Problem details
In the entries below, how many lines hold the string "stationary"? Give only the number.

(Lines of data)
§ §

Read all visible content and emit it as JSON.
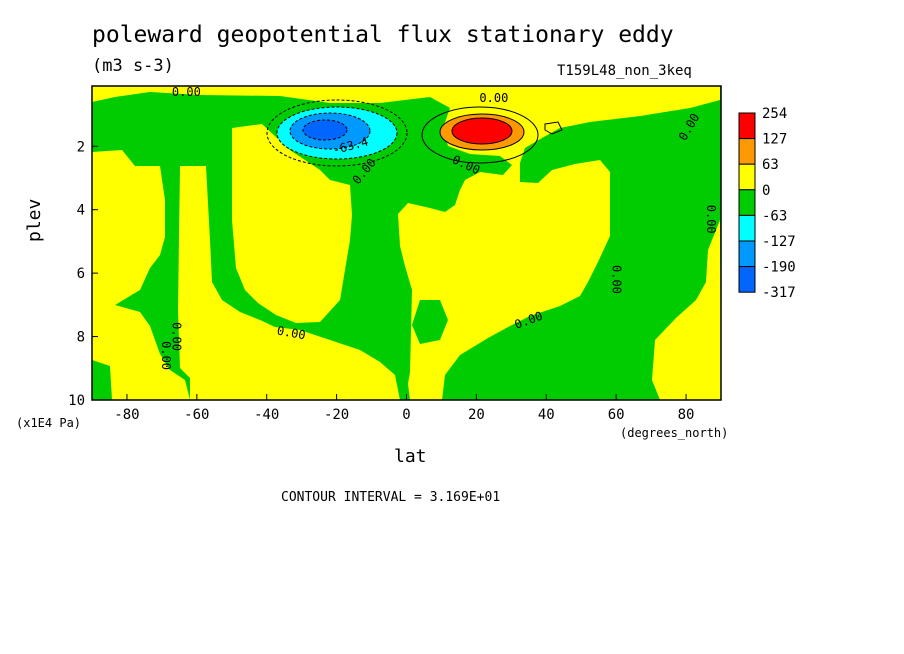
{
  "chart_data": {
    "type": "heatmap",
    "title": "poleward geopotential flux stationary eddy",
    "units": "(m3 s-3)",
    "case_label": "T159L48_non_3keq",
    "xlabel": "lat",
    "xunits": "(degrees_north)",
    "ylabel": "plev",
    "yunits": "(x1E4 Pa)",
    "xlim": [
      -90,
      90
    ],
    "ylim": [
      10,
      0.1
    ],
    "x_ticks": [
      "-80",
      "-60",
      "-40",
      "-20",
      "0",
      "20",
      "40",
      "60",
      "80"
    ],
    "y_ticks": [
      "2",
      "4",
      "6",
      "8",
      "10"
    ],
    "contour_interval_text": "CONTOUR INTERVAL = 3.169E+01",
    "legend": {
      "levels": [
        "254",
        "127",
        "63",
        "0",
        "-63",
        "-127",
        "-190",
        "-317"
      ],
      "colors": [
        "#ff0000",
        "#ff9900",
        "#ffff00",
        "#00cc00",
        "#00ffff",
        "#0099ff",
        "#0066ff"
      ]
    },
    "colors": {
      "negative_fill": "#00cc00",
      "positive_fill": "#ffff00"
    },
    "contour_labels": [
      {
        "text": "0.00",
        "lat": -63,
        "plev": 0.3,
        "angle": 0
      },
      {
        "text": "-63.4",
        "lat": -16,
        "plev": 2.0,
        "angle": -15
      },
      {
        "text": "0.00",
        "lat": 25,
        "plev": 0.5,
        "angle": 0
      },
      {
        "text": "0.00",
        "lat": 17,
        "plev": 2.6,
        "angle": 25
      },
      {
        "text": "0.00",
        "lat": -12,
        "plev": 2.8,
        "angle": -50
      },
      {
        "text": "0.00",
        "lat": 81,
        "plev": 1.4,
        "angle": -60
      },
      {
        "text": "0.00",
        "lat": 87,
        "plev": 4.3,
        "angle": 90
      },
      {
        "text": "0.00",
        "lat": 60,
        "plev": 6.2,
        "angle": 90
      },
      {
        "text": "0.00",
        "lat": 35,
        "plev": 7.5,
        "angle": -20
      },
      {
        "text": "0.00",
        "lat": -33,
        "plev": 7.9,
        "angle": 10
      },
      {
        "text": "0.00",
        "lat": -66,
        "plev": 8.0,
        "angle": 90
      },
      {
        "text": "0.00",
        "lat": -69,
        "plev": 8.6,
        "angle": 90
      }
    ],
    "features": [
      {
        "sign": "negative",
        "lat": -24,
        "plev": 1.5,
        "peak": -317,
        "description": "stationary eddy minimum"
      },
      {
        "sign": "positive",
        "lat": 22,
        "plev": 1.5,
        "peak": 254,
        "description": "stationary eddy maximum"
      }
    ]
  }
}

§ §

Task output
3